Exercise directions:
Gather up the lines with the word "para" in them.

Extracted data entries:
══════
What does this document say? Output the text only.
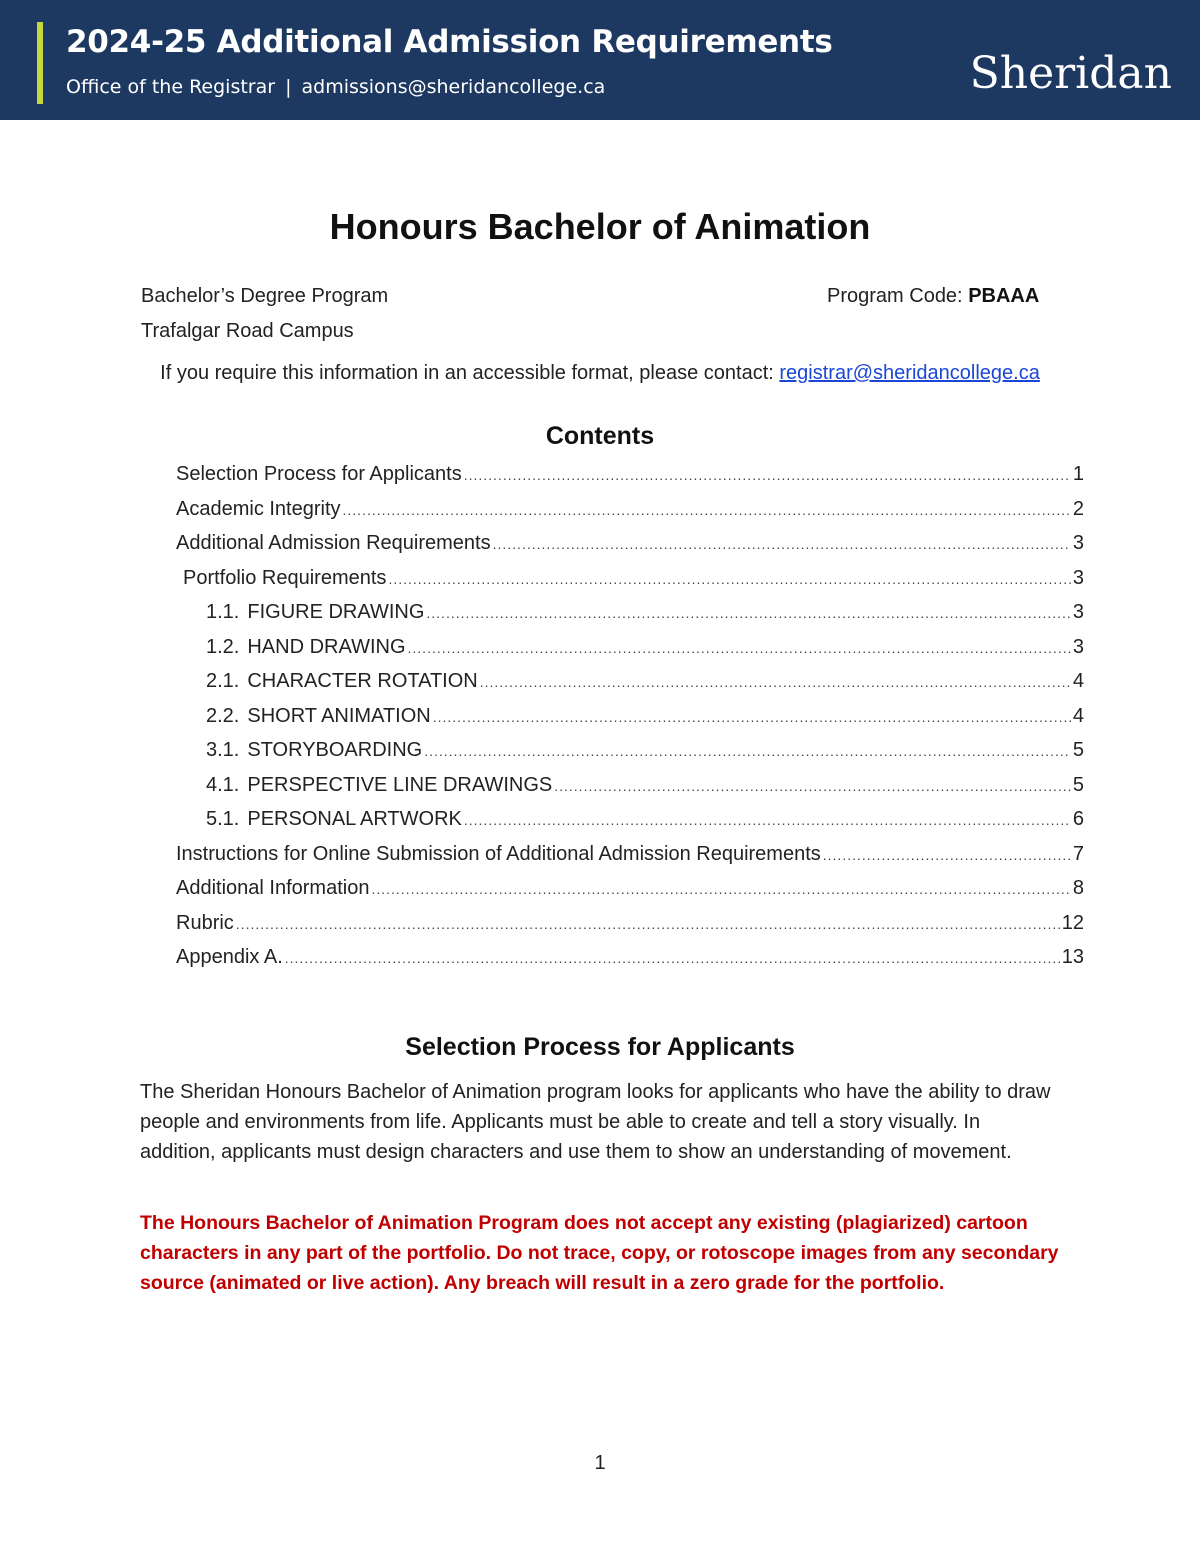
2024-25 Additional Admission Requirements
Office of the Registrar | admissions@sheridancollege.ca	Sheridan
Honours Bachelor of Animation
Bachelor’s Degree Program	Program Code: PBAAA
Trafalgar Road Campus
If you require this information in an accessible format, please contact: registrar@sheridancollege.ca
Contents
Selection Process for Applicants .....	1
Academic Integrity .....	2
Additional Admission Requirements .....	3
Portfolio Requirements .....	3
1.1. FIGURE DRAWING .....	3
1.2. HAND DRAWING .....	3
2.1. CHARACTER ROTATION .....	4
2.2. SHORT ANIMATION .....	4
3.1. STORYBOARDING .....	5
4.1. PERSPECTIVE LINE DRAWINGS .....	5
5.1. PERSONAL ARTWORK .....	6
Instructions for Online Submission of Additional Admission Requirements .....	7
Additional Information .....	8
Rubric .....	12
Appendix A. .....	13
Selection Process for Applicants
The Sheridan Honours Bachelor of Animation program looks for applicants who have the ability to draw people and environments from life. Applicants must be able to create and tell a story visually. In addition, applicants must design characters and use them to show an understanding of movement.
The Honours Bachelor of Animation Program does not accept any existing (plagiarized) cartoon characters in any part of the portfolio. Do not trace, copy, or rotoscope images from any secondary source (animated or live action). Any breach will result in a zero grade for the portfolio.
1
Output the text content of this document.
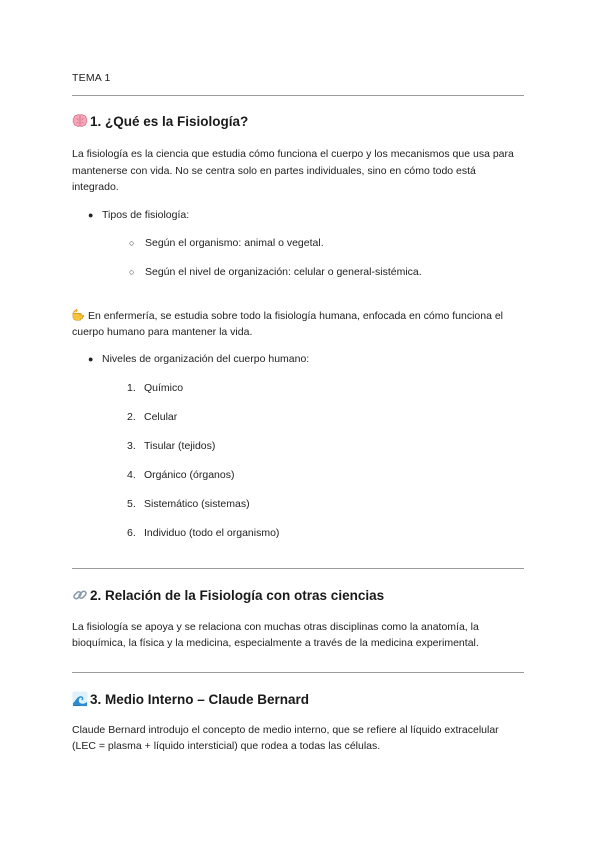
TEMA 1
1. ¿Qué es la Fisiología?

La fisiología es la ciencia que estudia cómo funciona el cuerpo y los mecanismos que usa para mantenerse con vida. No se centra solo en partes individuales, sino en cómo todo está integrado.

● Tipos de fisiología:
○ Según el organismo: animal o vegetal.
○ Según el nivel de organización: celular o general-sistémica.

En enfermería, se estudia sobre todo la fisiología humana, enfocada en cómo funciona el cuerpo humano para mantener la vida.

● Niveles de organización del cuerpo humano:
1. Químico
2. Celular
3. Tisular (tejidos)
4. Orgánico (órganos)
5. Sistemático (sistemas)
6. Individuo (todo el organismo)
2. Relación de la Fisiología con otras ciencias

La fisiología se apoya y se relaciona con muchas otras disciplinas como la anatomía, la bioquímica, la física y la medicina, especialmente a través de la medicina experimental.

3. Medio Interno – Claude Bernard

Claude Bernard introdujo el concepto de medio interno, que se refiere al líquido extracelular (LEC = plasma + líquido intersticial) que rodea a todas las células.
══════
Task solution:
La fisiología es la ciencia que estudia cómo funciona el cuerpo y los mecanismos que usa para mantenerse con vida. No se centra solo en partes individuales, sino en cómo todo está integrado.
En enfermería, se estudia sobre todo la fisiología humana, enfocada en cómo funciona el cuerpo humano para mantener la vida.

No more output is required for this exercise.